__Request__: Lift every line from the entries that includes the word "Kruskal".

__Supplied material__:
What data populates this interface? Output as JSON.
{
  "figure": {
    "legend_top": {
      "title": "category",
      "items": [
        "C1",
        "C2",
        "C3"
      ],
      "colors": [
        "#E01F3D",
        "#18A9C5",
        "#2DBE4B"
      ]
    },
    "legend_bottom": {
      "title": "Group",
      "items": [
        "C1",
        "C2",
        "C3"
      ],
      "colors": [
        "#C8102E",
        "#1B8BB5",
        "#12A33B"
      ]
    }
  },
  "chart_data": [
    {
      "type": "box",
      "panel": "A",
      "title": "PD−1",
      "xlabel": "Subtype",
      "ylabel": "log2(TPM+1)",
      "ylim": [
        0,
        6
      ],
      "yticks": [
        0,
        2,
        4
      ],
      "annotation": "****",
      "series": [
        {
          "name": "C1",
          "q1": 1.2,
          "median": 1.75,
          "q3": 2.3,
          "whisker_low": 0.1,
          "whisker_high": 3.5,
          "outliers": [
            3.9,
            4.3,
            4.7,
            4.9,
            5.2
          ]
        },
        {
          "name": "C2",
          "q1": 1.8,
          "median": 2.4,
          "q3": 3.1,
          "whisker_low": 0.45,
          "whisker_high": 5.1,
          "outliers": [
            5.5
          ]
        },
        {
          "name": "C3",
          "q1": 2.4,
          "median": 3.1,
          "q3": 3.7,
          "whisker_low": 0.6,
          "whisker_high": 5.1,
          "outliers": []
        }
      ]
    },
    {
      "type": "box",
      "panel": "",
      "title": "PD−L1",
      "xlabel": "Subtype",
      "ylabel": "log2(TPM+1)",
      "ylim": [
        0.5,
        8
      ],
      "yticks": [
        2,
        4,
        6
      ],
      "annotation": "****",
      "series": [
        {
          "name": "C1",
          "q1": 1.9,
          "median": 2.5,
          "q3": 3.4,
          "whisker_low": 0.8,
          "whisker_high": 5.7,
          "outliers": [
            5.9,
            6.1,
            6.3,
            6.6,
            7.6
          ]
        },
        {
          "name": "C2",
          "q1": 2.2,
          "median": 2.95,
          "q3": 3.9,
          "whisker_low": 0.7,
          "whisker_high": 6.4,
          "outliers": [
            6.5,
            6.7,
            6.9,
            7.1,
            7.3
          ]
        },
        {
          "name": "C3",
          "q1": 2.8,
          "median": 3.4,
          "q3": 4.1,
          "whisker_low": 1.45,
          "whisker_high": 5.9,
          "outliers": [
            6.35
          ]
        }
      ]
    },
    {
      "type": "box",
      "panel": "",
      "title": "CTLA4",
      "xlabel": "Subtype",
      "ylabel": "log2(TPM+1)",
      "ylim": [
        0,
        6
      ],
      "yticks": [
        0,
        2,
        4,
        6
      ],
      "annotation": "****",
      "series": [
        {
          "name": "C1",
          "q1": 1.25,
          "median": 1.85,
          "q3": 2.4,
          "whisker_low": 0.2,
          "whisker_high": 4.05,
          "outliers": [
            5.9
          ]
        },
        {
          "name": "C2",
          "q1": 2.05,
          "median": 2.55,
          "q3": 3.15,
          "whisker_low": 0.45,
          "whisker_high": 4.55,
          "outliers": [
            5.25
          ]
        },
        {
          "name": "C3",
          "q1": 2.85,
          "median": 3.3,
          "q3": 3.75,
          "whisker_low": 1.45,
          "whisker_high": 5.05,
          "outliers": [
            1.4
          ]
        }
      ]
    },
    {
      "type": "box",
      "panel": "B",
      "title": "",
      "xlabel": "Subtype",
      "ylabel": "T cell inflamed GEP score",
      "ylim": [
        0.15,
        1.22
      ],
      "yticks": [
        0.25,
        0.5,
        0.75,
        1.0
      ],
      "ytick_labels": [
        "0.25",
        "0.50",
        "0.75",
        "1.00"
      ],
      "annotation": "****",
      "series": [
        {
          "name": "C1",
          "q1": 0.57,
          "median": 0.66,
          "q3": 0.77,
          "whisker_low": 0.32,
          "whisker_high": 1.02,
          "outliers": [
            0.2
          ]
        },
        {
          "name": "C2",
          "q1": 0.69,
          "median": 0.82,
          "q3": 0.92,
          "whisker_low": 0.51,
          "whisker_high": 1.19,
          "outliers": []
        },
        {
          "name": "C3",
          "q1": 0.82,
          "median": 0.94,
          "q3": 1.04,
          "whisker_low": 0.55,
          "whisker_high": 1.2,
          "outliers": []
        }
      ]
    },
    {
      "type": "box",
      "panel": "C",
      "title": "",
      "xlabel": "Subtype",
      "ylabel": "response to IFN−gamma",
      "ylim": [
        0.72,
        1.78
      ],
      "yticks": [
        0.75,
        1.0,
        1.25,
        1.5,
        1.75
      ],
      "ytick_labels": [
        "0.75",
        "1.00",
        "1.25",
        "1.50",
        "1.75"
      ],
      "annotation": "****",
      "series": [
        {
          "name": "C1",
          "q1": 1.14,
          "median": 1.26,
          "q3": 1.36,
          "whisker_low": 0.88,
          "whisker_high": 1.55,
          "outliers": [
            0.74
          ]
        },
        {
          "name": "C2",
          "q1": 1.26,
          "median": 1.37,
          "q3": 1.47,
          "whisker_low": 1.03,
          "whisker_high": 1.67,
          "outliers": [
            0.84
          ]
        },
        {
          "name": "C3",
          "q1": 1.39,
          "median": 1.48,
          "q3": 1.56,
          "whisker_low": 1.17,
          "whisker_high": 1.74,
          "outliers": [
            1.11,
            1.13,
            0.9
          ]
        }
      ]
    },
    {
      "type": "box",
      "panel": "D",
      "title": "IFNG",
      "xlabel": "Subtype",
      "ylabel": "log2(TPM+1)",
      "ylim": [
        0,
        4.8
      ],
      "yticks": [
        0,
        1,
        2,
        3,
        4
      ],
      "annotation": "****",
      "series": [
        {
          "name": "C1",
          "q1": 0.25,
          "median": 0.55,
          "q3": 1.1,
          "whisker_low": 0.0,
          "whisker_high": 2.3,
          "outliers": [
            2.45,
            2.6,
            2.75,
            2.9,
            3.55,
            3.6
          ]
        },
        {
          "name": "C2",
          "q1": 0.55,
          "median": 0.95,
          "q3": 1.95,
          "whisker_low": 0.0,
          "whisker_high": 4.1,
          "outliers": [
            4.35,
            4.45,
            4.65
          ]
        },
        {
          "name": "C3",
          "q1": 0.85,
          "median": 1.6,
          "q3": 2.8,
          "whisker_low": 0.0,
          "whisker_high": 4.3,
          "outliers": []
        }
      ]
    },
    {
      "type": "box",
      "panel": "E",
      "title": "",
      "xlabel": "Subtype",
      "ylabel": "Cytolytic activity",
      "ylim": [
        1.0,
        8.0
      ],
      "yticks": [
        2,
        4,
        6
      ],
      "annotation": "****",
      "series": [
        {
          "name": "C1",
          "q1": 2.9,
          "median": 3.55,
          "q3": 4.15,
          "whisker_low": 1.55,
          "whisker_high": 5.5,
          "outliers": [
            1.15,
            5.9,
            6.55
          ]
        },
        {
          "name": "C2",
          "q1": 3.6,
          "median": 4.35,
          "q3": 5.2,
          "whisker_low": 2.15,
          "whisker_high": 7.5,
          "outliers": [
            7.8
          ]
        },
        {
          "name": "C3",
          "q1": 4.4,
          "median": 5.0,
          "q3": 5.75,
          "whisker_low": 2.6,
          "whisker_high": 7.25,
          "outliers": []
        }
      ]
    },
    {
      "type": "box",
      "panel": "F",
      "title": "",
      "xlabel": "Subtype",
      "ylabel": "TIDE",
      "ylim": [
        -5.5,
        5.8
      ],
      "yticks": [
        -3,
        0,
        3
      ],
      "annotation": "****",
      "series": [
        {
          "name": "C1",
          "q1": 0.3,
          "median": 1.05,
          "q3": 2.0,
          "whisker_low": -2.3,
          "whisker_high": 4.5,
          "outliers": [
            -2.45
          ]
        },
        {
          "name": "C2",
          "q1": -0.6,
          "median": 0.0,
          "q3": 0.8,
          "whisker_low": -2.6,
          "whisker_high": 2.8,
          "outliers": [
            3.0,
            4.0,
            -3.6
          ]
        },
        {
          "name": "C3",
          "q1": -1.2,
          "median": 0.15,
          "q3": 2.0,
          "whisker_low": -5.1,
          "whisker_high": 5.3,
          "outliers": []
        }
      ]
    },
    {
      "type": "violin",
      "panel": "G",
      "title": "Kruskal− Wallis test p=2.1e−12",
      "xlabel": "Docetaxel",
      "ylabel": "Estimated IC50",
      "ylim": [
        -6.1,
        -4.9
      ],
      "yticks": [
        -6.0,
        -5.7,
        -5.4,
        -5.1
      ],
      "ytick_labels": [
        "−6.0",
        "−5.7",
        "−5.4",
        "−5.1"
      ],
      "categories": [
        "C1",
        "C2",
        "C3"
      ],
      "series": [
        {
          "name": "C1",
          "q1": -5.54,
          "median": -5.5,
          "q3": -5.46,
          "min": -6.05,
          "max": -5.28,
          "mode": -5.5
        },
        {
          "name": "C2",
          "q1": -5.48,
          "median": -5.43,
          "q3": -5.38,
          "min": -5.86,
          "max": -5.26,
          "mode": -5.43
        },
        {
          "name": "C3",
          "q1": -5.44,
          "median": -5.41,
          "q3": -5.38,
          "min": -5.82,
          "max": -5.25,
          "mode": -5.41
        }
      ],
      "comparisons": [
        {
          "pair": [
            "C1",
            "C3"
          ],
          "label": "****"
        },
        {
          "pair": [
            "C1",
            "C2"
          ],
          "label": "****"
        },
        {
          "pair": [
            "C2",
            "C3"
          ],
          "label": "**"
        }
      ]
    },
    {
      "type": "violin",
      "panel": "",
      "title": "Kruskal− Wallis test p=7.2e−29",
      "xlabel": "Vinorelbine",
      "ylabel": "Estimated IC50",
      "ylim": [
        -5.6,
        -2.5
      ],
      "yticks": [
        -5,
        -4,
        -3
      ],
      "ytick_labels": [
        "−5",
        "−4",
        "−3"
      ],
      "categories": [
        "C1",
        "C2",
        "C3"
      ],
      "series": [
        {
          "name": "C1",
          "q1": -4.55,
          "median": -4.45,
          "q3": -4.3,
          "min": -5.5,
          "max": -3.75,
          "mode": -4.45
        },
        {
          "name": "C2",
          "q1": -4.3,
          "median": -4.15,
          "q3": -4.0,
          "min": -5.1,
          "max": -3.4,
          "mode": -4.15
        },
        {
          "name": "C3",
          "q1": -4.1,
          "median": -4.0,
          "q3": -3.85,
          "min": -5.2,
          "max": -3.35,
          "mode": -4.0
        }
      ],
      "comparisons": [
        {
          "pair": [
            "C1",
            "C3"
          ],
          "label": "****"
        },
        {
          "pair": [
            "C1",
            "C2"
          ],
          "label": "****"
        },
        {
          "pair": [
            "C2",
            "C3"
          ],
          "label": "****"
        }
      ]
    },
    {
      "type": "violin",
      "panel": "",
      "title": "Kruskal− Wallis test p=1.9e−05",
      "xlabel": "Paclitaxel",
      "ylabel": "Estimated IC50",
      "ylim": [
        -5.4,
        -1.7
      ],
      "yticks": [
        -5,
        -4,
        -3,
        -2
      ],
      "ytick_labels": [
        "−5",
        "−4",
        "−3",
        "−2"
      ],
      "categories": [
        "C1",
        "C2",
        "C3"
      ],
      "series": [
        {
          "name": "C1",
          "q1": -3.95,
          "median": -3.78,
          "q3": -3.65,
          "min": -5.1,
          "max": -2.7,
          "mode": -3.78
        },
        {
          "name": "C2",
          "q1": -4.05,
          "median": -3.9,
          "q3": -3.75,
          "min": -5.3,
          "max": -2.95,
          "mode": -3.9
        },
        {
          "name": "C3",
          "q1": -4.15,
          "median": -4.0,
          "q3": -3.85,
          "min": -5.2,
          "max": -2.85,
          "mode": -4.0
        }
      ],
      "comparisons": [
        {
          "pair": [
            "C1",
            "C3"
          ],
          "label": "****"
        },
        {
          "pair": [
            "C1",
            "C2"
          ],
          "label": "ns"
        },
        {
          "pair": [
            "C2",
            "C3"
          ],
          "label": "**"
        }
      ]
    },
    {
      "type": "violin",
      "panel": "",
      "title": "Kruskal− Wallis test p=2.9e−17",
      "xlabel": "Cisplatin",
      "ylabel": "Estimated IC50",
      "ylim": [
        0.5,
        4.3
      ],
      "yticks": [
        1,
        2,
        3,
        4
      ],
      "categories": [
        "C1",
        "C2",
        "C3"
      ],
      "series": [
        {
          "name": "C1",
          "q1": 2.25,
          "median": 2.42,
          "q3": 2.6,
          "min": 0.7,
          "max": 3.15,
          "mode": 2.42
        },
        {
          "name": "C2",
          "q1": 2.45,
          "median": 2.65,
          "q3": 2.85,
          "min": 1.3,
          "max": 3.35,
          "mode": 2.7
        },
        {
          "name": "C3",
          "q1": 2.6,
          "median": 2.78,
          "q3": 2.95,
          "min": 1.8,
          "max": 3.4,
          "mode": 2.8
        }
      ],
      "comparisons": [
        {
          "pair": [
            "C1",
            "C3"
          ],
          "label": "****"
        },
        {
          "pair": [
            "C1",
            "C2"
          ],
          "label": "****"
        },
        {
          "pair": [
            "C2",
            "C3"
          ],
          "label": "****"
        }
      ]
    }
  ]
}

__Answer below__:
      "title": "Kruskal− Wallis test p=2.1e−12",
      "title": "Kruskal− Wallis test p=7.2e−29",
      "title": "Kruskal− Wallis test p=1.9e−05",
      "title": "Kruskal− Wallis test p=2.9e−17",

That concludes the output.